Reproduce all lines of the listing below in which the word "computer" occurs.

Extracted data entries

····················

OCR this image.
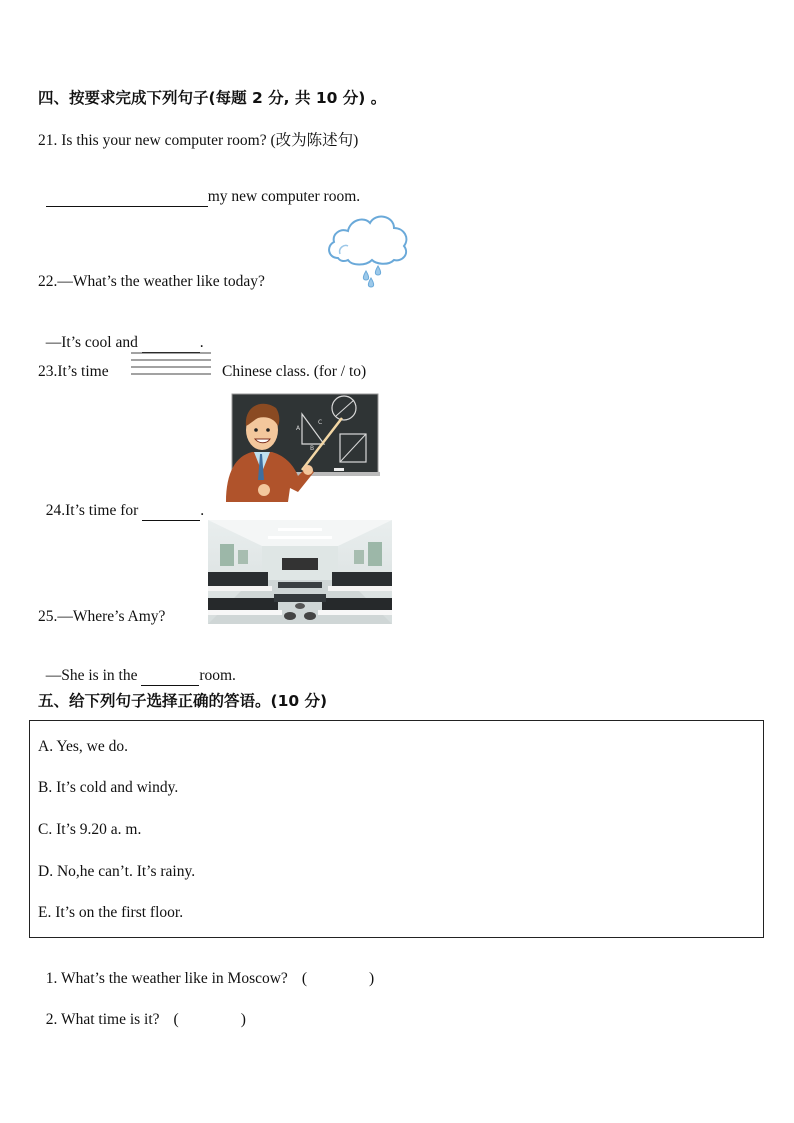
四、按要求完成下列句子(每题 2 分, 共 10 分) 。
21. Is this your new computer room? (改为陈述句)

my new computer room.

22.—What’s the weather like today?

—It’s cool and	.

23.It’s time	Chinese class. (for / to)
A
C
B

24.It’s time for	.

25.—Where’s Amy?

—She is in the	room.

五、给下列句子选择正确的答语。(10 分)
A. Yes, we do.
B. It’s cold and windy.
C. It’s 9.20 a. m.
D. No,he can’t. It’s rainy.
E. It’s on the first floor.

1. What’s the weather like in Moscow? (	)

2. What time is it? (	)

····················

- [Complete answer]
21. Is this your new computer room? (改为陈述句)
my new computer room.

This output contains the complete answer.